Task objective
Copy each line below in which the string "こまつな" occurs.

Material supplied
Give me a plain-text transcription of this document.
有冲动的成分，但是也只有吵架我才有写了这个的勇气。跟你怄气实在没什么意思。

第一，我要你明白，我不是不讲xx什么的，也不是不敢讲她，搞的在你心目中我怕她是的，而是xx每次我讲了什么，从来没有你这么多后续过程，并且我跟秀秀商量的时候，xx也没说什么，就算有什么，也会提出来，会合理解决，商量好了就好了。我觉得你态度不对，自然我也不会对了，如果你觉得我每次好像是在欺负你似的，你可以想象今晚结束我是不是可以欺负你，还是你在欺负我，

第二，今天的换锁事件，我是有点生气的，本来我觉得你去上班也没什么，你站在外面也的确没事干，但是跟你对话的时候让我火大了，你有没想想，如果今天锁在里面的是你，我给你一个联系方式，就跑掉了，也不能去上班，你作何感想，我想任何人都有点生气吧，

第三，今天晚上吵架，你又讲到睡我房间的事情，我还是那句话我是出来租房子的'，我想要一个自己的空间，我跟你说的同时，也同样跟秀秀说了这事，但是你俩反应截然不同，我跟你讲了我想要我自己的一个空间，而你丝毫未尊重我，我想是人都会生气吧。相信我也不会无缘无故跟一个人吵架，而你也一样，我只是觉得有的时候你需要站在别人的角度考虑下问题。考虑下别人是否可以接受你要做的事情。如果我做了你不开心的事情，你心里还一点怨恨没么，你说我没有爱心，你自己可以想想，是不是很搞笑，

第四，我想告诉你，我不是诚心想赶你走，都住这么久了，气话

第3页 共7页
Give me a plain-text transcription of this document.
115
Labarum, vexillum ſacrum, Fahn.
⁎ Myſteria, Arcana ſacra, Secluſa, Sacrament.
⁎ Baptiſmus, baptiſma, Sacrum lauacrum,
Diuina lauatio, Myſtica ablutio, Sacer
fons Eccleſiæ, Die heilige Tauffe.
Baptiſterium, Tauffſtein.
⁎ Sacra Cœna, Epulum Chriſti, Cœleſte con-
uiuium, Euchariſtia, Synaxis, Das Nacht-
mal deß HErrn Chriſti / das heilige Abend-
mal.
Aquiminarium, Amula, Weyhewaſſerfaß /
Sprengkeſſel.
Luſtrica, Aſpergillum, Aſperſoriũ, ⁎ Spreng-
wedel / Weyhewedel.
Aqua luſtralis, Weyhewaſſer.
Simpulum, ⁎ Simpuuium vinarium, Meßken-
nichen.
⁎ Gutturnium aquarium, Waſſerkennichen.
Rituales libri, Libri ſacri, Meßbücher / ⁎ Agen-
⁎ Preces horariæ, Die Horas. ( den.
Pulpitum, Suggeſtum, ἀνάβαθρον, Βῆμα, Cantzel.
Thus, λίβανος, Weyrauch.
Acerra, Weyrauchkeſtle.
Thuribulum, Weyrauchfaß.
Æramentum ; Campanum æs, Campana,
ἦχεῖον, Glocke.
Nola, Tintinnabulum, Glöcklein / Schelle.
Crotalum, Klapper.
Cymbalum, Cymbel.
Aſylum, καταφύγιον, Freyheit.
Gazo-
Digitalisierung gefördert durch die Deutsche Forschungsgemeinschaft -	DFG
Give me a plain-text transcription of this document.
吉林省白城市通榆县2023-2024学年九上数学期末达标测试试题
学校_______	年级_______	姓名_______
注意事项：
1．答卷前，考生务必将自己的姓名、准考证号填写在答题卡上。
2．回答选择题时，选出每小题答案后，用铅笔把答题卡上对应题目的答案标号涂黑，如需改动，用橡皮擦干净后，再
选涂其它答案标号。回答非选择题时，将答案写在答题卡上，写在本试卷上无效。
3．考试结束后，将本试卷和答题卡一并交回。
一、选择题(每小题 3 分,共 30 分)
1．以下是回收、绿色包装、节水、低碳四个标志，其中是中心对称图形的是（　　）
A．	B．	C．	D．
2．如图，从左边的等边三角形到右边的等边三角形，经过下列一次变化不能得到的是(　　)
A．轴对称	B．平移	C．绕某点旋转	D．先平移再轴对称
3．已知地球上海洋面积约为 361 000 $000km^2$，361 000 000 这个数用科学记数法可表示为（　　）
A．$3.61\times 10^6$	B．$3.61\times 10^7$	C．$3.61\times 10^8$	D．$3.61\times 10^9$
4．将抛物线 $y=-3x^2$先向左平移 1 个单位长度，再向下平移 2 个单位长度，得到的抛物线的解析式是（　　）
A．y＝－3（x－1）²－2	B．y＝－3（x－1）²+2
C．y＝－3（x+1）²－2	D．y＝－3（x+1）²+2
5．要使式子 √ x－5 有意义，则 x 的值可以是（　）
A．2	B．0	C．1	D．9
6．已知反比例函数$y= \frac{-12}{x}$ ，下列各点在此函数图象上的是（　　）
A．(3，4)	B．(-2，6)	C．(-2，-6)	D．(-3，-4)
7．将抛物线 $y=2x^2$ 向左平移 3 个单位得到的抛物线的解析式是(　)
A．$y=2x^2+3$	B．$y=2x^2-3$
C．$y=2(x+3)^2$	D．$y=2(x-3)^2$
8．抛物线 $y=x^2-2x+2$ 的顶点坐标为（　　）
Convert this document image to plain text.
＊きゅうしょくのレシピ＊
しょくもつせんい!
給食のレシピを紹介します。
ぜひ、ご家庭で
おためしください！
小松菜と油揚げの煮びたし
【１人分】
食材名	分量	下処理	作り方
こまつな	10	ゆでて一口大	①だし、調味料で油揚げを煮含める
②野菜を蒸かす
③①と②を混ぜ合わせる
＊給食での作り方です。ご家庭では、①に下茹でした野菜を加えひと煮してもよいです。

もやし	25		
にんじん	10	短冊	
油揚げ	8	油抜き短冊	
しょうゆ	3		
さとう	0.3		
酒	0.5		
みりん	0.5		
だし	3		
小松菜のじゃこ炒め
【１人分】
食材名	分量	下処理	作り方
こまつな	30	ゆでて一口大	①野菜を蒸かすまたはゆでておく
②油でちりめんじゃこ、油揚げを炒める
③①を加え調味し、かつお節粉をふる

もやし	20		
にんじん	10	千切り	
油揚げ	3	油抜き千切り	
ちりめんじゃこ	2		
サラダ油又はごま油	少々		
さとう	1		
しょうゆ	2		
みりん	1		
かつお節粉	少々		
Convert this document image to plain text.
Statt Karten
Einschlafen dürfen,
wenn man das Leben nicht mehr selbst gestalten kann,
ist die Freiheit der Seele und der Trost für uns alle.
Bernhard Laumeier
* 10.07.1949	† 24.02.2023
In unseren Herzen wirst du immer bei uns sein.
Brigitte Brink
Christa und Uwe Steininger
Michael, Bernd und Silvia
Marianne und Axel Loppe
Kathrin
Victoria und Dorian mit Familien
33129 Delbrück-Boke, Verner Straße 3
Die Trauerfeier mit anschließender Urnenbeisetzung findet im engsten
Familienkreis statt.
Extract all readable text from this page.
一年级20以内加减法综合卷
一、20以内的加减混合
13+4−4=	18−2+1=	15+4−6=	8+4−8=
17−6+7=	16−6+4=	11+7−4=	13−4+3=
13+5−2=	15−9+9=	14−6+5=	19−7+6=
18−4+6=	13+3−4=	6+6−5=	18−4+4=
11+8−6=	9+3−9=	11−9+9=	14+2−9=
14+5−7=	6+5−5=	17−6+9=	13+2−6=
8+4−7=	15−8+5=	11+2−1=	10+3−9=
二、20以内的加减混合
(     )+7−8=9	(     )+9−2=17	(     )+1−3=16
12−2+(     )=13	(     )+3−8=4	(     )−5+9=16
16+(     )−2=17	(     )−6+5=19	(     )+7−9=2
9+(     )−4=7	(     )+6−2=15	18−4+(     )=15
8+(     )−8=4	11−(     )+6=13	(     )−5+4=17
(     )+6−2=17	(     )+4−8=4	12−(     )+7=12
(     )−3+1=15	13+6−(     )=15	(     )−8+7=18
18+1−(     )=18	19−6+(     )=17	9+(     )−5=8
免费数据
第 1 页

Solution below
こまつな	10	ゆでて一口大	①だし、調味料で油揚げを煮含める
こまつな	30	ゆでて一口大	①野菜を蒸かすまたはゆでておく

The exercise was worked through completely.